_Goal:_ Extract every record, exactly as written, and ignore the pictures.

○ ○ ○ ○ ○

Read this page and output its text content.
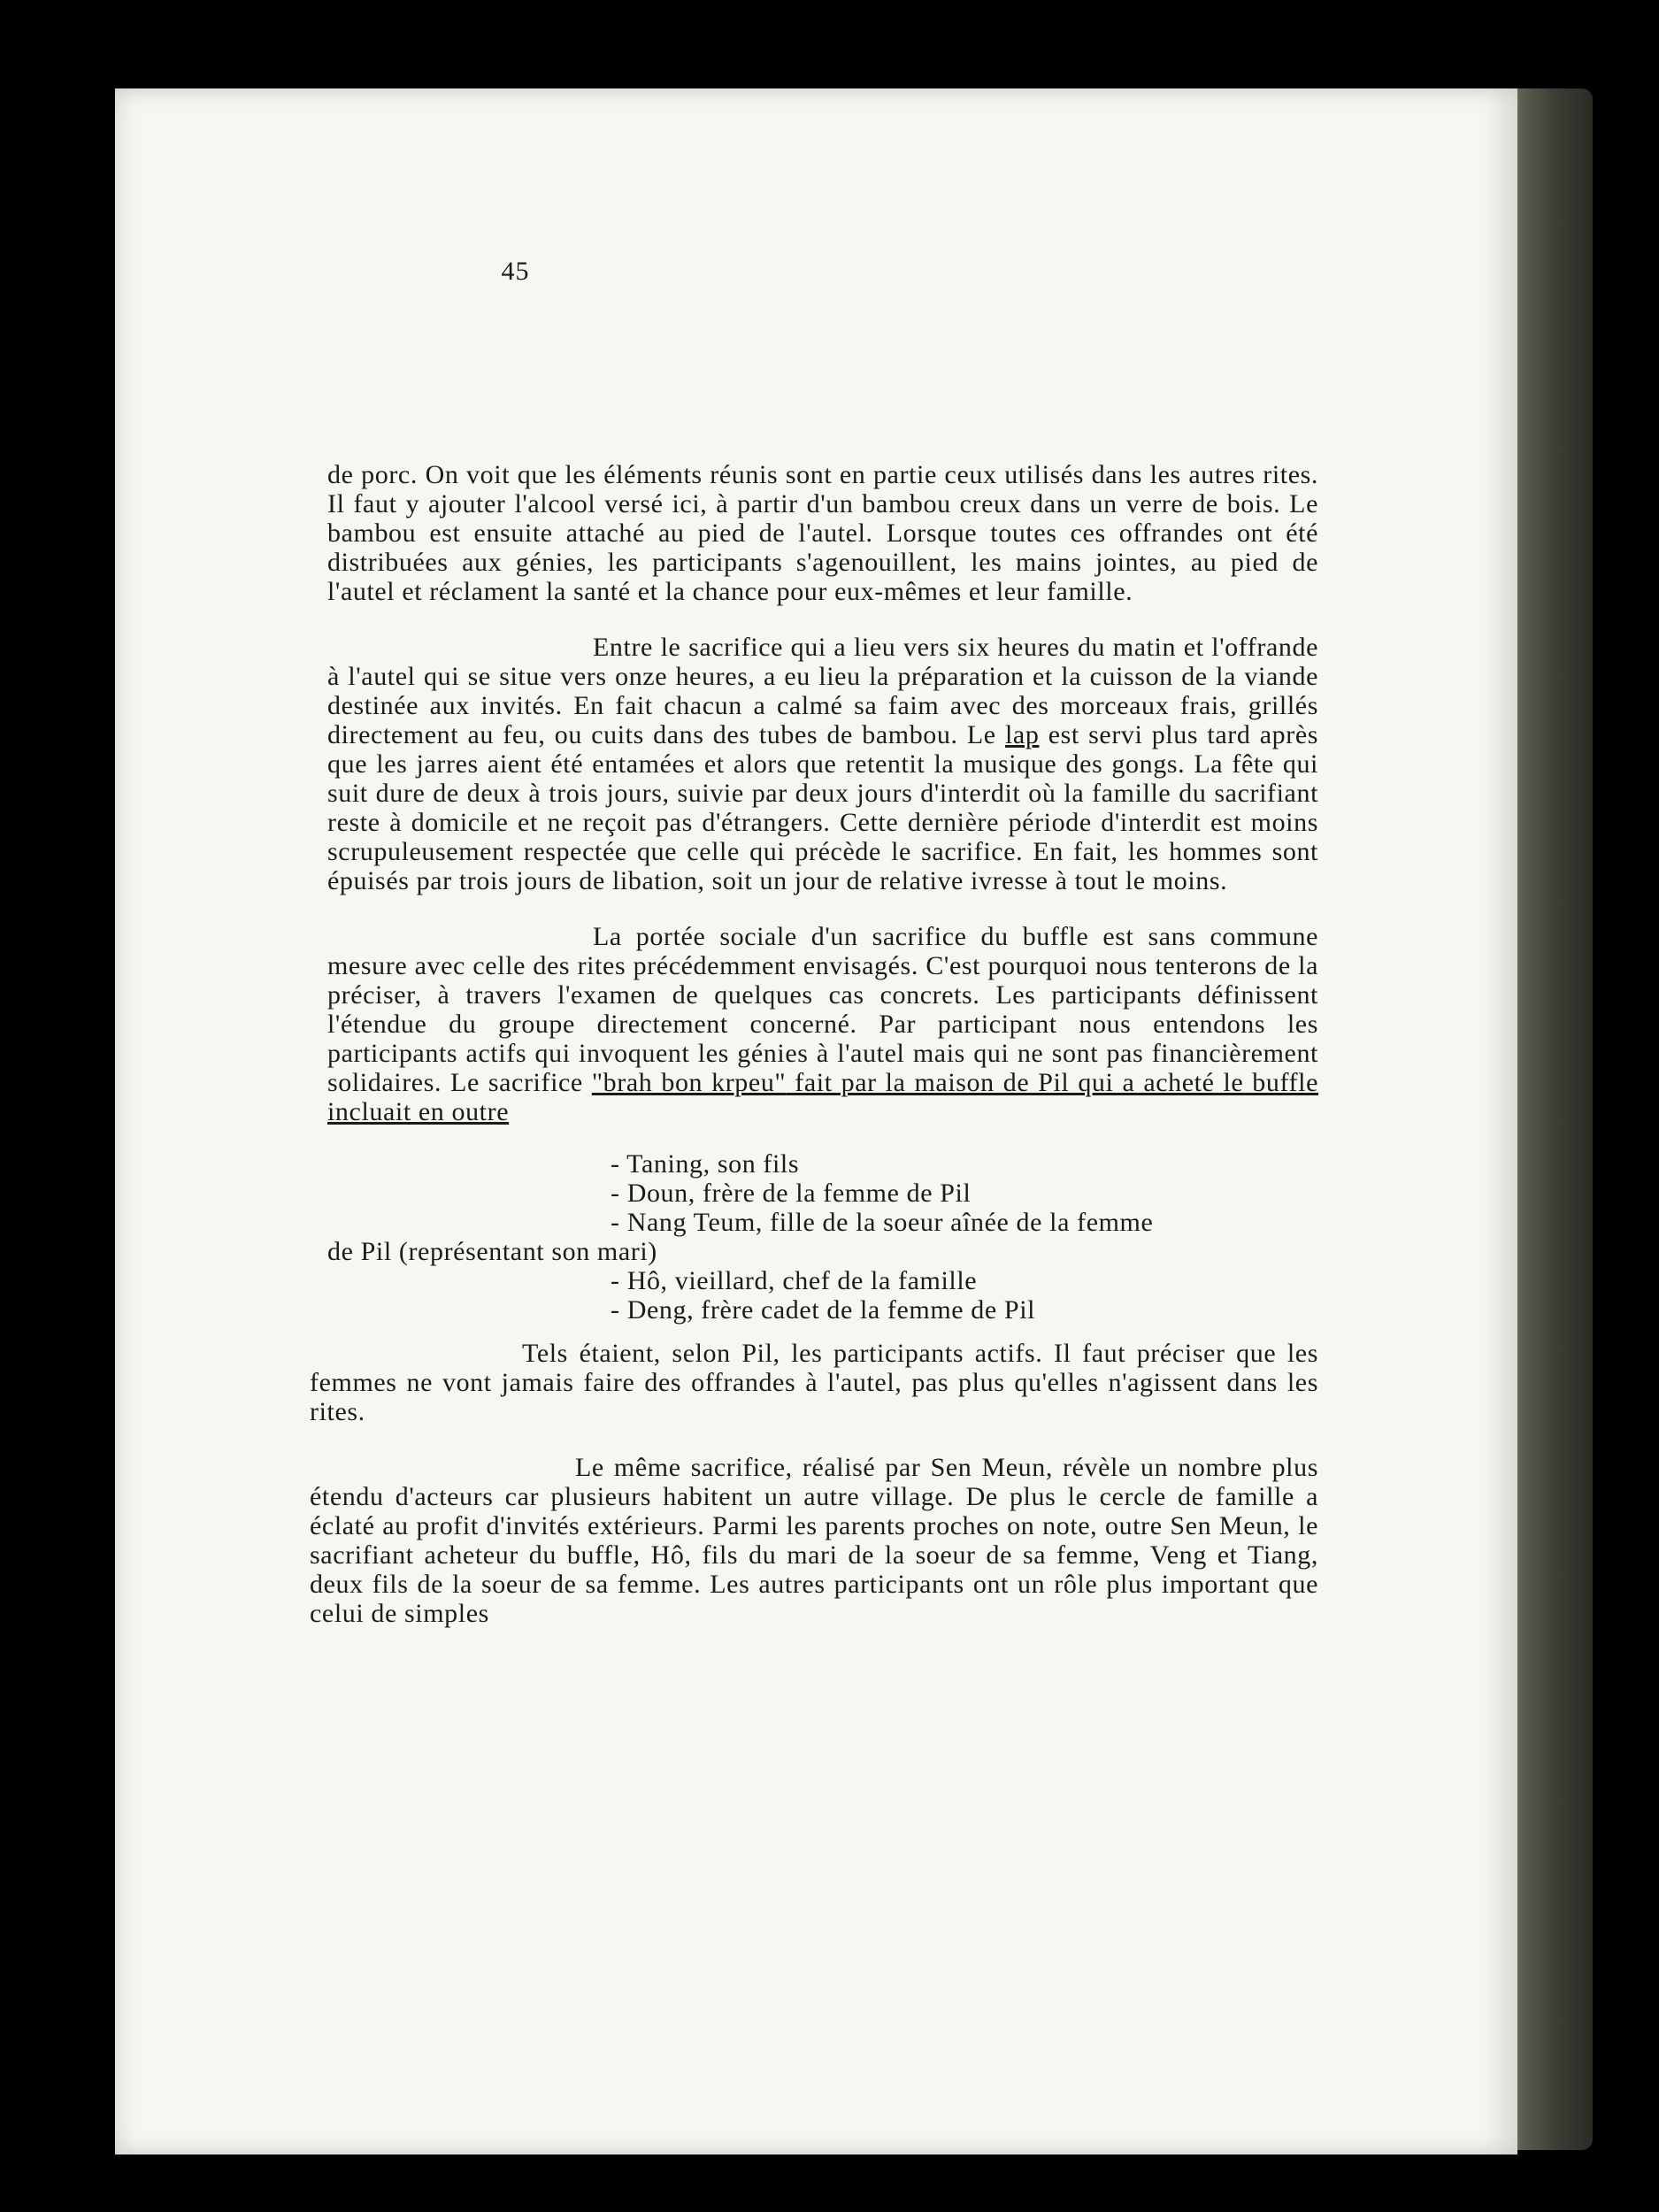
45

de porc. On voit que les éléments réunis sont en partie ceux utilisés dans les autres rites. Il faut y ajouter l'alcool versé ici, à partir d'un bambou creux dans un verre de bois. Le bambou est ensuite attaché au pied de l'autel. Lorsque toutes ces offrandes ont été distribuées aux génies, les participants s'agenouillent, les mains jointes, au pied de l'autel et réclament la santé et la chance pour eux-mêmes et leur famille.

Entre le sacrifice qui a lieu vers six heures du matin et l'offrande à l'autel qui se situe vers onze heures, a eu lieu la préparation et la cuisson de la viande destinée aux invités. En fait chacun a calmé sa faim avec des morceaux frais, grillés directement au feu, ou cuits dans des tubes de bambou. Le lap est servi plus tard après que les jarres aient été entamées et alors que retentit la musique des gongs. La fête qui suit dure de deux à trois jours, suivie par deux jours d'interdit où la famille du sacrifiant reste à domicile et ne reçoit pas d'étrangers. Cette dernière période d'interdit est moins scrupuleusement respectée que celle qui précède le sacrifice. En fait, les hommes sont épuisés par trois jours de libation, soit un jour de relative ivresse à tout le moins.

La portée sociale d'un sacrifice du buffle est sans commune mesure avec celle des rites précédemment envisagés. C'est pourquoi nous tenterons de la préciser, à travers l'examen de quelques cas concrets. Les participants définissent l'étendue du groupe directement concerné. Par participant nous entendons les participants actifs qui invoquent les génies à l'autel mais qui ne sont pas financièrement solidaires. Le sacrifice "brah bon krpeu" fait par la maison de Pil qui a acheté le buffle incluait en outre

- Taning, son fils
- Doun, frère de la femme de Pil
- Nang Teum, fille de la soeur aînée de la femme
de Pil (représentant son mari)
- Hô, vieillard, chef de la famille
- Deng, frère cadet de la femme de Pil

Tels étaient, selon Pil, les participants actifs. Il faut préciser que les femmes ne vont jamais faire des offrandes à l'autel, pas plus qu'elles n'agissent dans les rites.

Le même sacrifice, réalisé par Sen Meun, révèle un nombre plus étendu d'acteurs car plusieurs habitent un autre village. De plus le cercle de famille a éclaté au profit d'invités extérieurs. Parmi les parents proches on note, outre Sen Meun, le sacrifiant acheteur du buffle, Hô, fils du mari de la soeur de sa femme, Veng et Tiang, deux fils de la soeur de sa femme. Les autres participants ont un rôle plus important que celui de simples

○ ○ ○ ○ ○

_Task answer:_
Read this page and output its text content.
45

de porc. On voit que les éléments réunis sont en partie ceux utilisés dans les autres rites. Il faut y ajouter l'alcool versé ici, à partir d'un bambou creux dans un verre de bois. Le bambou est ensuite attaché au pied de l'autel. Lorsque toutes ces offrandes ont été distribuées aux génies, les participants s'agenouillent, les mains jointes, au pied de l'autel et réclament la santé et la chance pour eux-mêmes et leur famille.

Entre le sacrifice qui a lieu vers six heures du matin et l'offrande à l'autel qui se situe vers onze heures, a eu lieu la préparation et la cuisson de la viande destinée aux invités. En fait chacun a calmé sa faim avec des morceaux frais, grillés directement au feu, ou cuits dans des tubes de bambou. Le lap est servi plus tard après que les jarres aient été entamées et alors que retentit la musique des gongs. La fête qui suit dure de deux à trois jours, suivie par deux jours d'interdit où la famille du sacrifiant reste à domicile et ne reçoit pas d'étrangers. Cette dernière période d'interdit est moins scrupuleusement respectée que celle qui précède le sacrifice. En fait, les hommes sont épuisés par trois jours de libation, soit un jour de relative ivresse à tout le moins.

La portée sociale d'un sacrifice du buffle est sans commune mesure avec celle des rites précédemment envisagés. C'est pourquoi nous tenterons de la préciser, à travers l'examen de quelques cas concrets. Les participants définissent l'étendue du groupe directement concerné. Par participant nous entendons les participants actifs qui invoquent les génies à l'autel mais qui ne sont pas financièrement solidaires. Le sacrifice "brah bon krpeu" fait par la maison de Pil qui a acheté le buffle incluait en outre

- Taning, son fils
- Doun, frère de la femme de Pil
- Nang Teum, fille de la soeur aînée de la femme
de Pil (représentant son mari)
- Hô, vieillard, chef de la famille
- Deng, frère cadet de la femme de Pil

Tels étaient, selon Pil, les participants actifs. Il faut préciser que les femmes ne vont jamais faire des offrandes à l'autel, pas plus qu'elles n'agissent dans les rites.

Le même sacrifice, réalisé par Sen Meun, révèle un nombre plus étendu d'acteurs car plusieurs habitent un autre village. De plus le cercle de famille a éclaté au profit d'invités extérieurs. Parmi les parents proches on note, outre Sen Meun, le sacrifiant acheteur du buffle, Hô, fils du mari de la soeur de sa femme, Veng et Tiang, deux fils de la soeur de sa femme. Les autres participants ont un rôle plus important que celui de simples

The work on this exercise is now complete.